Selection:
# colloquial verb form contractions: なきゃ/なくちゃ



## Nino83

Hello everyone.

I know that in speech there are some contractions like:
そのケーキを*食べてしまう* -> *食べちゃう* 

When we use the structure なければ/なくては + ならない/いけない/だめ だ I know that the first part changes, 食べなければ -> 食べなきゃ, 食べなくては-> 食べなくちゃ but I don't know if in the colloquial form I must say ならない/いけない/だめ だ or not. 
Which is the correct colloqual form? 
食べなきゃ/食べなくちゃ or 食べなきゃ/食べなくちゃ + ならない/いけない/だめ だ? 

Thank you


----------



## kamot

食べなきゃ(食べなくちゃ)ならない
食べなきゃ(食べなくちゃ)いけない
食べなきゃ(食べなくちゃ)だめだ

You can use all of these as colloquial form.
Moreover, "食べなきゃ/食べなくちゃ" alone implies the similar meaning.


----------



## Nino83

kamot said:


> Moreover, "食べなきゃ/食べなくちゃ" alone implies the similar meaning.


Are both forms common in speech, or those without the second element (ならない/いけない/だめ だ) are less common or considered too much informal?


----------



## kamot

Ah, all of these eight (2 first elements * 4 second elements(incl. none)) phrases are informal.
There seems to be two typical use case for these phrases.
1. _I_ (the speaker) encourage _myself_ to eat something.

Stored data:
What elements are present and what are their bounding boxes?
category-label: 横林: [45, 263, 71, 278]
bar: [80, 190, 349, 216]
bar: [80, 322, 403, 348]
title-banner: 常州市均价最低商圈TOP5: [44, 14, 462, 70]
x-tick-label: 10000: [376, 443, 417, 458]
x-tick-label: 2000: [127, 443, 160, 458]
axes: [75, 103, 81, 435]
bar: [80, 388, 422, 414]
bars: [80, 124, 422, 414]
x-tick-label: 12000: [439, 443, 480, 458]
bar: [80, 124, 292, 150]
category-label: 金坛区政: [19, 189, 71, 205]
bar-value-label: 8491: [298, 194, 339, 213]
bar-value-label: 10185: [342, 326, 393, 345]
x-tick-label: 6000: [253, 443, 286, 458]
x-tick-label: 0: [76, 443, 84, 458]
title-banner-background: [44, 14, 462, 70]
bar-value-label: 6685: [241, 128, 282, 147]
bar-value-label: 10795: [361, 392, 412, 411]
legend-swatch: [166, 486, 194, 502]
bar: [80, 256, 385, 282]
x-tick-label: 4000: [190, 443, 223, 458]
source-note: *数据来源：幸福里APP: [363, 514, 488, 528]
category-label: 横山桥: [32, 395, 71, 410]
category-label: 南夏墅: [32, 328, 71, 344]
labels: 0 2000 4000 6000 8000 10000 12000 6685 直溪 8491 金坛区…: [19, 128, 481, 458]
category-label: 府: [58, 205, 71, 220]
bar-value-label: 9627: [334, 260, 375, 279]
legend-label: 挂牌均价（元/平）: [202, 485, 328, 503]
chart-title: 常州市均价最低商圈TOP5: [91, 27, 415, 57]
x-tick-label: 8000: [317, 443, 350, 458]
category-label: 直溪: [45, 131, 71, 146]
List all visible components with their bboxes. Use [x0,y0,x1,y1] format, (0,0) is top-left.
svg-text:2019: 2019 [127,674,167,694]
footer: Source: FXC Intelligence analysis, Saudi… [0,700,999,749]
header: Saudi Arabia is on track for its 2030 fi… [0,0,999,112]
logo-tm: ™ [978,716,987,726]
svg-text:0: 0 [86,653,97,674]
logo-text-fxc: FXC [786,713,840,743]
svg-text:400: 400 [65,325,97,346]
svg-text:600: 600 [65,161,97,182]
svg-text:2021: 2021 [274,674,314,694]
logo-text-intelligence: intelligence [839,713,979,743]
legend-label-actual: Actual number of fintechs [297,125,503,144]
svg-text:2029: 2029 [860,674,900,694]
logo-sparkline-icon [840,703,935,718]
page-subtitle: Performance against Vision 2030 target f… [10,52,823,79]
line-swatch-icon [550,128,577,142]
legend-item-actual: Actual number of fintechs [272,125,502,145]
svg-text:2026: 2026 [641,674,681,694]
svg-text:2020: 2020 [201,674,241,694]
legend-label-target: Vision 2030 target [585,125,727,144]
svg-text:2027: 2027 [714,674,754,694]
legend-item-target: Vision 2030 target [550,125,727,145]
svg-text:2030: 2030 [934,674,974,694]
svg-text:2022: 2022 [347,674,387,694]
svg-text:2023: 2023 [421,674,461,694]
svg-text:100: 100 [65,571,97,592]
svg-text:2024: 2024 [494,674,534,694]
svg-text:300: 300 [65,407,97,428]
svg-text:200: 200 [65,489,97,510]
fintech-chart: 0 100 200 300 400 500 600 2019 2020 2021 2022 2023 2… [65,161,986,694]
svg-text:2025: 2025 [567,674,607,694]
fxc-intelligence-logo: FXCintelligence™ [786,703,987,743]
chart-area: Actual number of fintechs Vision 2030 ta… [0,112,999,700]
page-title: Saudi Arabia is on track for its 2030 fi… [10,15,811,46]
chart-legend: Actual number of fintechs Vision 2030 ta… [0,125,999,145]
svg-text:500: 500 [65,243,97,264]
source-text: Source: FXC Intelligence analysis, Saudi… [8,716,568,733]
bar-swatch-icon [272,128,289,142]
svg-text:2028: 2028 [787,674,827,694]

Complete the following:
1. Rewrite the stretch of the thread on Japanese verb contractions from "Hello everyone." through "ならない/いけない/だめ だ or not.", replacing "speech" with "conversation".
2. Answer these questions on the thread on Japanese verb contractions.
(a) In the opening post, what contracted form is given for 食べてしまう?
(b) What does 食べなくては become in colloquial speech, according to the opening post?
(c) How many phrases does kamot's second reply count, and are they formal or informal?

Results for each task:
1.
Hello everyone.

I know that in conversation there are some contractions like:
そのケーキを*食べてしまう* -> *食べちゃう* 

When we use the structure なければ/なくては + ならない/いけない/だめ だ I know that the first part changes, 食べなければ -> 食べなきゃ, 食べなくては-> 食べなくちゃ but I don't know if in the colloquial form I must say ならない/いけない/だめ だ or not.

2.
(a) 食べちゃう
(b) 食べなくちゃ
(c) Eight phrases, all informal.